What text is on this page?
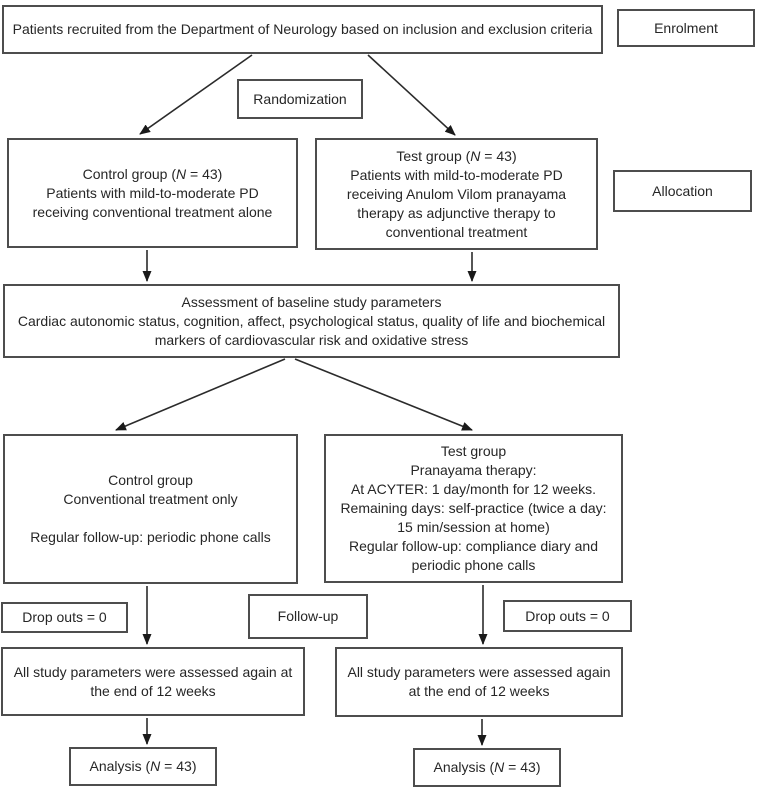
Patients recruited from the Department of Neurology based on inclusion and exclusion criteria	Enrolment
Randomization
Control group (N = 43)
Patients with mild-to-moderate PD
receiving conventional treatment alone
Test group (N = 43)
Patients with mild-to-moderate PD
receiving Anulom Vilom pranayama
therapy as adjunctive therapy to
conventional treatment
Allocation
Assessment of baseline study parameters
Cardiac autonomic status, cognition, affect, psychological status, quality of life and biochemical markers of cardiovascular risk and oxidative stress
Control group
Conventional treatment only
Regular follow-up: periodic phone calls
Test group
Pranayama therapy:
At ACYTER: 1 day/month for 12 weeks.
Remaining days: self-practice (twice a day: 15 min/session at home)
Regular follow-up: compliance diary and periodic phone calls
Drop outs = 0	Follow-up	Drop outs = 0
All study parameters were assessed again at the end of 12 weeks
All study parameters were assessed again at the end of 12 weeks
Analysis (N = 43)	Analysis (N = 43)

───

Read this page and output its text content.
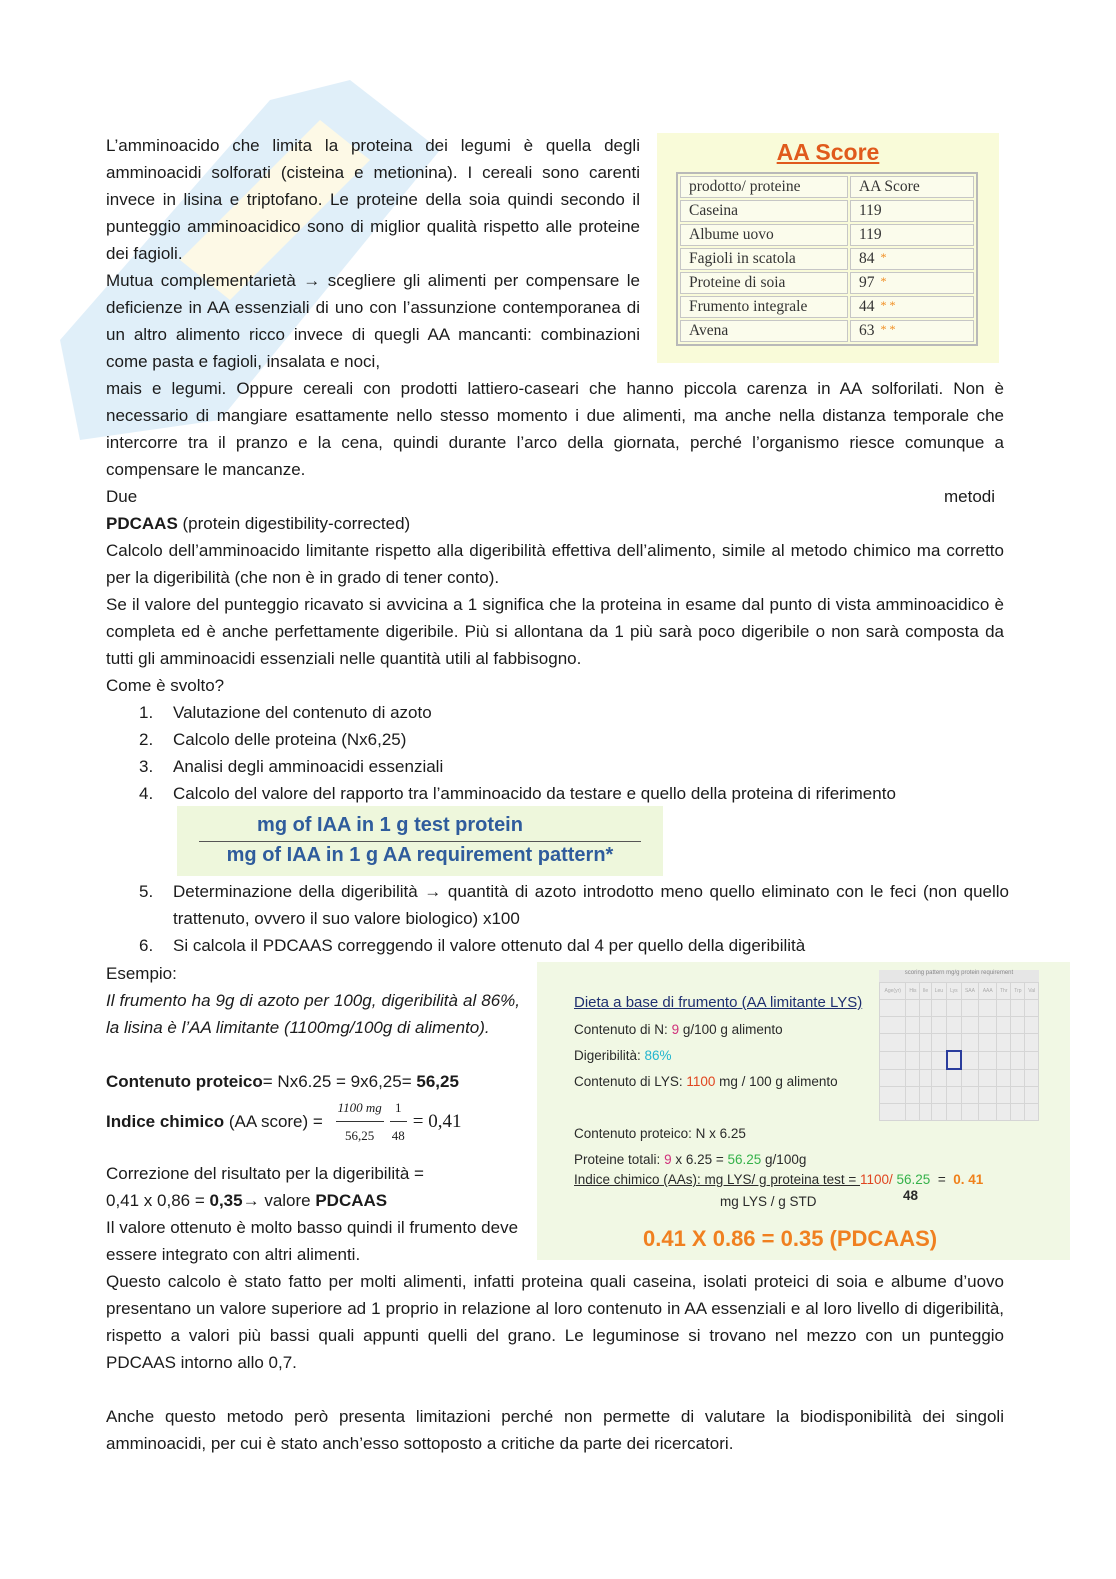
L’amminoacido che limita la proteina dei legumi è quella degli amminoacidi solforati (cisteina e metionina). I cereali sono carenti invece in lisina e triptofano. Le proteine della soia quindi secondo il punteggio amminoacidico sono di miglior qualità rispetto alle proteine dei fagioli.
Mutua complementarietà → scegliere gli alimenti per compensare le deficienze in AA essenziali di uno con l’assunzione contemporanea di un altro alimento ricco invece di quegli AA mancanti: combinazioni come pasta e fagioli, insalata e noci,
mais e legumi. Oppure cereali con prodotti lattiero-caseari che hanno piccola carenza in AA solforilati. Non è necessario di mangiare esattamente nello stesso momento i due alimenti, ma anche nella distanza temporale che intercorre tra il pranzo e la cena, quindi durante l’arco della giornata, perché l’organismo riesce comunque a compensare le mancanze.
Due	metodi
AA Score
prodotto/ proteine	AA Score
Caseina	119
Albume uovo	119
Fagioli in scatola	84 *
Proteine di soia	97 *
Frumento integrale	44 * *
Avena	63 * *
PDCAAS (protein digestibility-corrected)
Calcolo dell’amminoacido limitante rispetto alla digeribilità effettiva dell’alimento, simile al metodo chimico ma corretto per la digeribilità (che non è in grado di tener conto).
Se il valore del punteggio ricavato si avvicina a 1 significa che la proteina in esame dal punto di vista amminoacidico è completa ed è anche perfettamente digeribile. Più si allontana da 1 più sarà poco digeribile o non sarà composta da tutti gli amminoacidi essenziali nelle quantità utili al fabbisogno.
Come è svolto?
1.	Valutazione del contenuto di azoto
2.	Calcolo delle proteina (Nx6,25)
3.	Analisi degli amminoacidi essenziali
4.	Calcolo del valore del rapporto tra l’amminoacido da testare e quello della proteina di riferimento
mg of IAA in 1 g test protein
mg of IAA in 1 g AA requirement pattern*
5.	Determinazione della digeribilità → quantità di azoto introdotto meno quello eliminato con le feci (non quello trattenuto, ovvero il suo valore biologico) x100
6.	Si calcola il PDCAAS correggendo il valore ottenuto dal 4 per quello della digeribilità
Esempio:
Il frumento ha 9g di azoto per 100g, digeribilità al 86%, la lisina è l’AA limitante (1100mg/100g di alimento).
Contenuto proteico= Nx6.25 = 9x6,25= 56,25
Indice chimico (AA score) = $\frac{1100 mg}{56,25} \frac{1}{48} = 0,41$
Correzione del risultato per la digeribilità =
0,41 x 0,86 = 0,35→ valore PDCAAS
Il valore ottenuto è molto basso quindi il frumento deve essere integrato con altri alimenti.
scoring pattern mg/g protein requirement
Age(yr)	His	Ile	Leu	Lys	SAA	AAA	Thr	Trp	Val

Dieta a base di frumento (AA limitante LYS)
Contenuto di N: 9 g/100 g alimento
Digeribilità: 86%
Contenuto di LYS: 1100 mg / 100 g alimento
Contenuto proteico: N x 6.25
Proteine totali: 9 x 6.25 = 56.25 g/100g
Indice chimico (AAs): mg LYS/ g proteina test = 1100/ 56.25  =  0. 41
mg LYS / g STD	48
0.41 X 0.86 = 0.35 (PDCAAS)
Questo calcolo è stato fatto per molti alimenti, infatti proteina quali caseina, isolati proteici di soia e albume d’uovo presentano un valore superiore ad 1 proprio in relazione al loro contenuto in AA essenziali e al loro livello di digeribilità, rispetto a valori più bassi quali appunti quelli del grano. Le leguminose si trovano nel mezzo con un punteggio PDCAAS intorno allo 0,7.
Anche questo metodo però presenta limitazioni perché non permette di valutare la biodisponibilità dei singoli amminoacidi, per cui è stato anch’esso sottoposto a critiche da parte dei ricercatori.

───

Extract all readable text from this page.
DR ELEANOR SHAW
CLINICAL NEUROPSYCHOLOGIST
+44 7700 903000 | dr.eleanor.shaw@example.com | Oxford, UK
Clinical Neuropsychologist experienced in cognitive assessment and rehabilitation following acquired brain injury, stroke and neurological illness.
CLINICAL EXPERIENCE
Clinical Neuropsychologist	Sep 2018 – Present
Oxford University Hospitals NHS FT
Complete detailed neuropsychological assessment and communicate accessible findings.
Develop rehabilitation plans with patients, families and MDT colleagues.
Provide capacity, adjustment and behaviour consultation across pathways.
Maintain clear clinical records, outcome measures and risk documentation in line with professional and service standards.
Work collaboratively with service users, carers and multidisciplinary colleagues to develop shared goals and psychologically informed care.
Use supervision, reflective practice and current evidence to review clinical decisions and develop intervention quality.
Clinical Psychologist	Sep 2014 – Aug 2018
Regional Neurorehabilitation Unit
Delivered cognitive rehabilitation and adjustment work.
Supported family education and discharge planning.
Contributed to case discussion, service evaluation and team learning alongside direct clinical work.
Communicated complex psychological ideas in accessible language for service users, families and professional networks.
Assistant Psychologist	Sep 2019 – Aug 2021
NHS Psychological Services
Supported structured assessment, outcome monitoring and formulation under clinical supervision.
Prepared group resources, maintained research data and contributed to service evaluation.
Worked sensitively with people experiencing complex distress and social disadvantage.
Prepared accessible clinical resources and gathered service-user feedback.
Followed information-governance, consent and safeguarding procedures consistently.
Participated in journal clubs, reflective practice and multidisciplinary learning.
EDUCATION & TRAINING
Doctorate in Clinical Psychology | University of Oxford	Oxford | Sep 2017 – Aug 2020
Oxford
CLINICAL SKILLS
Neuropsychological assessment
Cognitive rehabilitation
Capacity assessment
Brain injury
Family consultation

───

• AIM OF THE TASK
The answer consists of every line above in which the word "outcome" occurs.

• ANSWER BOX
Maintain clear clinical records, outcome measures and risk documentation in line with professional and service standards.
Supported structured assessment, outcome monitoring and formulation under clinical supervision.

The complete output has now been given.